**Goal:**
Where the word "Mittari" occurs in a line, return that line.

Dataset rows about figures
=====

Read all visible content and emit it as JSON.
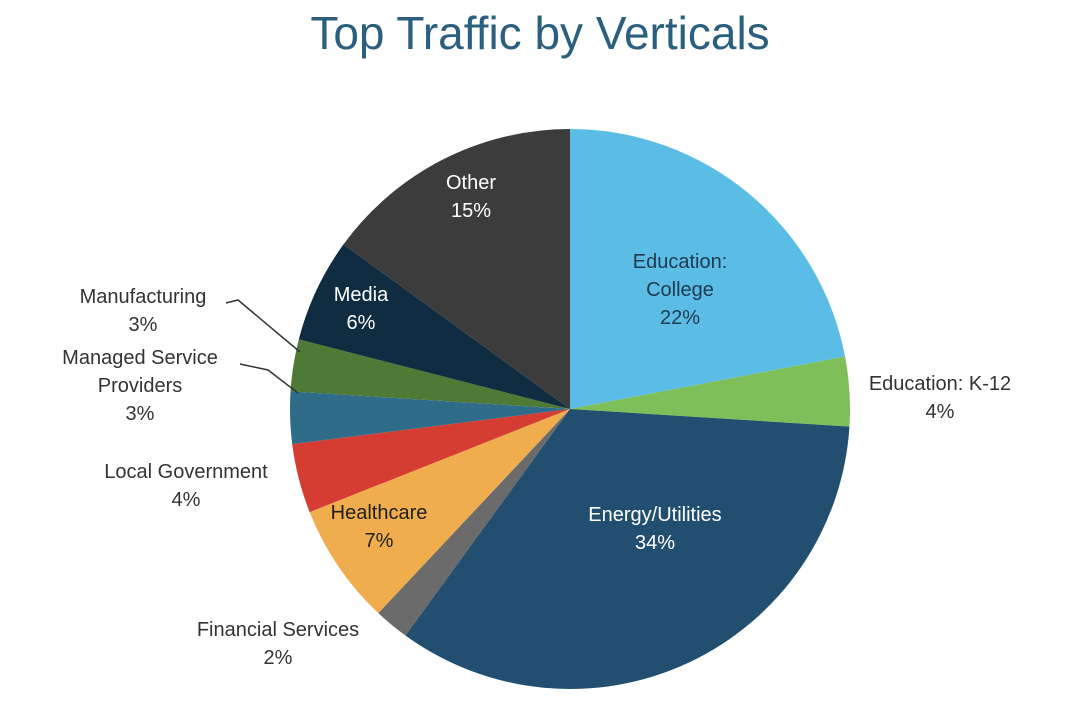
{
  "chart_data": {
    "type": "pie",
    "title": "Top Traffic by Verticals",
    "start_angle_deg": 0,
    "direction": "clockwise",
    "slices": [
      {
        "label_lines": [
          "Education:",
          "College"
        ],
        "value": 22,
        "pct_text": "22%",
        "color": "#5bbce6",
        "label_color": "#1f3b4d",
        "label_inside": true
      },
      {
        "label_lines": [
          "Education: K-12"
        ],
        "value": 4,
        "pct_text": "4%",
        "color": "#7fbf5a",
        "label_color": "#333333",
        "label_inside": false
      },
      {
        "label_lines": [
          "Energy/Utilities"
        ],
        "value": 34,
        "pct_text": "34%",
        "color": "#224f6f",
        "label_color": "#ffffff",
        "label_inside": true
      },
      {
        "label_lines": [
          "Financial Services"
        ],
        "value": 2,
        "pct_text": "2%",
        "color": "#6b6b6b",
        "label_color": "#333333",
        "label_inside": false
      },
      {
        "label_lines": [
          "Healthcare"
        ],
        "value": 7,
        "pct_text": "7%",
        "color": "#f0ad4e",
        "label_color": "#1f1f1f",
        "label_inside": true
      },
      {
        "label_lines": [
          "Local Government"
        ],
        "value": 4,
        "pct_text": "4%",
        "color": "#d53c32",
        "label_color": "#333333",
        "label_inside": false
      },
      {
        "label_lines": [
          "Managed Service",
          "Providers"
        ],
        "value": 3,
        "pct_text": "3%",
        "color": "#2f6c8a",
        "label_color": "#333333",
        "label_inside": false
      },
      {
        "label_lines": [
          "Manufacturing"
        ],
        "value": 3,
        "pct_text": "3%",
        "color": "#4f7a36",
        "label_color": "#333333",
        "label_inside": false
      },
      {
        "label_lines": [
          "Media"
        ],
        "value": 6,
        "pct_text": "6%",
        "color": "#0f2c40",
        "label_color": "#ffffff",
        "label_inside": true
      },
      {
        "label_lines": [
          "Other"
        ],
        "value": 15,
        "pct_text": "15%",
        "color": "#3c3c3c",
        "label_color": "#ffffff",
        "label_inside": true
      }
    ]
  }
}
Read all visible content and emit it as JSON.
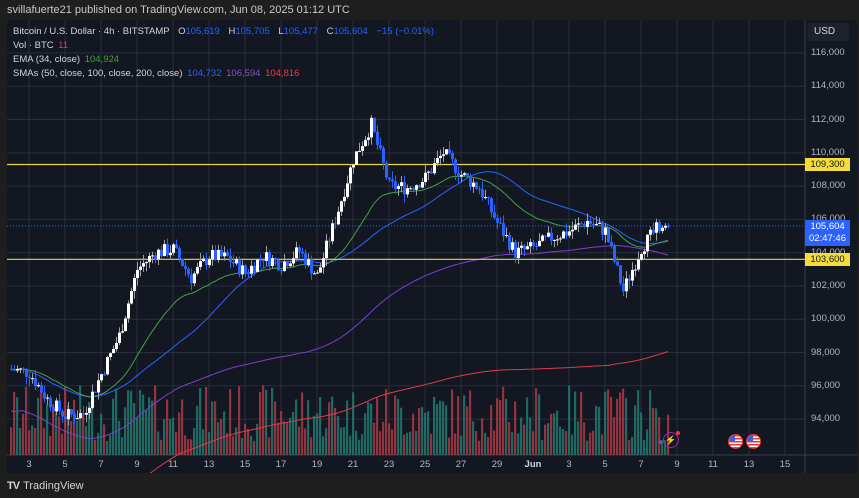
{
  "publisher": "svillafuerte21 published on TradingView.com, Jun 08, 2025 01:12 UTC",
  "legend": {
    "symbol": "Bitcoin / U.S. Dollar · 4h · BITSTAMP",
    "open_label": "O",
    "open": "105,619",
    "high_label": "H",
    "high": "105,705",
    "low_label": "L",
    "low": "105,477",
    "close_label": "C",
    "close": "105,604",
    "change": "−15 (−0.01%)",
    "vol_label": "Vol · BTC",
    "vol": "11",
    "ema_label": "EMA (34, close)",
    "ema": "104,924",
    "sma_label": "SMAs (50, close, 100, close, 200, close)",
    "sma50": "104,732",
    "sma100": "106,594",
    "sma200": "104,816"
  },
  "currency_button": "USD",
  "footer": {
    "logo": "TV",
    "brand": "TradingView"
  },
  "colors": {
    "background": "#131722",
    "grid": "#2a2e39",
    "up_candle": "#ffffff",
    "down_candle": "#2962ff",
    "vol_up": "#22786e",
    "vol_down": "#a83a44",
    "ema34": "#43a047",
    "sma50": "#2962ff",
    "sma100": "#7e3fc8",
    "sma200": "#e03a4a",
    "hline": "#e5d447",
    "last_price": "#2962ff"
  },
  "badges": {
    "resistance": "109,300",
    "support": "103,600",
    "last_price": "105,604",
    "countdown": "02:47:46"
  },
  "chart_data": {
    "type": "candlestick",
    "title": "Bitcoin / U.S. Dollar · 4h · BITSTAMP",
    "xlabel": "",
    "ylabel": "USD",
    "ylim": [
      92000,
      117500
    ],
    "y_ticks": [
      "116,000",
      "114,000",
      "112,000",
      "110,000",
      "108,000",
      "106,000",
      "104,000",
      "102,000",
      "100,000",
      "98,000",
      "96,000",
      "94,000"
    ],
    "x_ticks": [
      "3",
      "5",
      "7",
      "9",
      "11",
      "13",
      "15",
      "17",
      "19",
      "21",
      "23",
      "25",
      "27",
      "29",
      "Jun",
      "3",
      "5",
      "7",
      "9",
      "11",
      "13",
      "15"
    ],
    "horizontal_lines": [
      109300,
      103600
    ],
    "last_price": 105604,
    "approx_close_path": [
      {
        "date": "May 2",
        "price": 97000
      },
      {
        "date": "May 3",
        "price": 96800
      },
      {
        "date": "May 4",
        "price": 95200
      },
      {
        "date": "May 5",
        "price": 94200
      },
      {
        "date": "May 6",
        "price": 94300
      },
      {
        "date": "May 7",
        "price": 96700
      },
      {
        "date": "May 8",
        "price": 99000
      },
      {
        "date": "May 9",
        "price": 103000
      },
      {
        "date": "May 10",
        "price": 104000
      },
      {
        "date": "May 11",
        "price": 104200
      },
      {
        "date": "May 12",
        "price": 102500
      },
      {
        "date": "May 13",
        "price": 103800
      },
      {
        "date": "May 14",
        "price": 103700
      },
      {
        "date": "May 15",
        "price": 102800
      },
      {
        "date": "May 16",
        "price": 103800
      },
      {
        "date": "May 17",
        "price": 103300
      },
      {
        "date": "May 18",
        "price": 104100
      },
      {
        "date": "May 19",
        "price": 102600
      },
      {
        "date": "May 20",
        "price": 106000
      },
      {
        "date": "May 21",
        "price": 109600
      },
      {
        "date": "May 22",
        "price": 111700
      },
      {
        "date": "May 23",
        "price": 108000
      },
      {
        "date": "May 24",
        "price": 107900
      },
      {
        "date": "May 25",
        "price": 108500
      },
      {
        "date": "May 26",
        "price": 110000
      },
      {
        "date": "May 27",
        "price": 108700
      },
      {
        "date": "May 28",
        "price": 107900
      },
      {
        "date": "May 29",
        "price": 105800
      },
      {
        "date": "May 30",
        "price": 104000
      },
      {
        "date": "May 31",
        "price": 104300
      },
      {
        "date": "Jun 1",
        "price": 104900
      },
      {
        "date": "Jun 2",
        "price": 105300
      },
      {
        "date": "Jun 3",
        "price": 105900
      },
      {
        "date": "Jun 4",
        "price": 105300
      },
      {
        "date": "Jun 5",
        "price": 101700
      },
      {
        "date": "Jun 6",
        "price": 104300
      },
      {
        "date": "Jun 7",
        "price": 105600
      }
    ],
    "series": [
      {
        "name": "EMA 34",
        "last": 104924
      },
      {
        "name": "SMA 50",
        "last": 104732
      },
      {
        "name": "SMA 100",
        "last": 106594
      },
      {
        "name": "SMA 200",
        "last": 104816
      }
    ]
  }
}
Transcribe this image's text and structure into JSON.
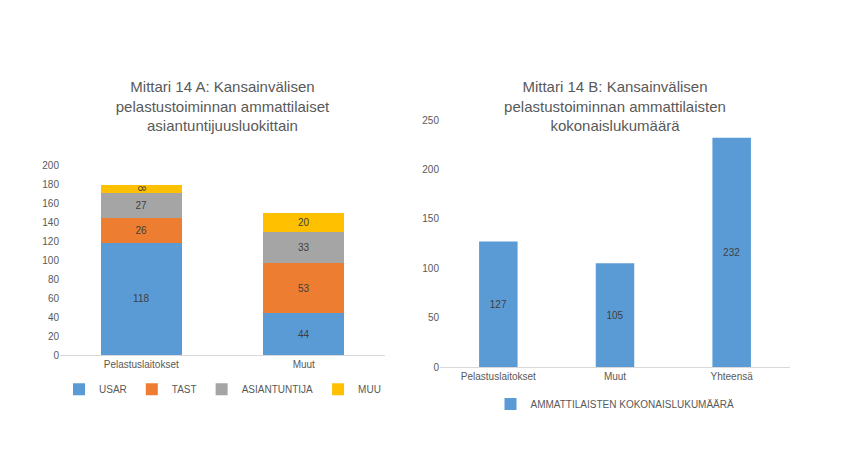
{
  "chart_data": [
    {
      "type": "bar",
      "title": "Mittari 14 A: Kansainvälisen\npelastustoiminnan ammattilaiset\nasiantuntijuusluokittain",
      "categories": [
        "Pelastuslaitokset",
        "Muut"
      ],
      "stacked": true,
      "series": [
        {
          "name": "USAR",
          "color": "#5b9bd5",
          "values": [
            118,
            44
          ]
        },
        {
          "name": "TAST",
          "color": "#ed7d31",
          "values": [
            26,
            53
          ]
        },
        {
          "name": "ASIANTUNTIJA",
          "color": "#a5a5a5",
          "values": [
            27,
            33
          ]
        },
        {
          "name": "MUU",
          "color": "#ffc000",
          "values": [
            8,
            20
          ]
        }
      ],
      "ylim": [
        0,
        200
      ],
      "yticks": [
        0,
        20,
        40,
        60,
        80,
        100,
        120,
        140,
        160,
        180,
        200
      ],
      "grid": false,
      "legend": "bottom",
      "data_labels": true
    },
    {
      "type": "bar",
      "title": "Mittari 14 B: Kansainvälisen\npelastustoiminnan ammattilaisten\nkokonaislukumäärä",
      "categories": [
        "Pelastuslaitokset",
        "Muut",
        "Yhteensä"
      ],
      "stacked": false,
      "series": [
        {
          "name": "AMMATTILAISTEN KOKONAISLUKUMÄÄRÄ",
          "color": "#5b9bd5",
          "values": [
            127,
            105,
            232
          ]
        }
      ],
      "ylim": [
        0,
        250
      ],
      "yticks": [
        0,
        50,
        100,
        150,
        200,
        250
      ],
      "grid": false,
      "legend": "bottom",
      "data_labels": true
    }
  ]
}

=====

**Exercise answer:**
      "title": "Mittari 14 A: Kansainvälisen\npelastustoiminnan ammattilaiset\nasiantuntijuusluokittain",
      "title": "Mittari 14 B: Kansainvälisen\npelastustoiminnan ammattilaisten\nkokonaislukumäärä",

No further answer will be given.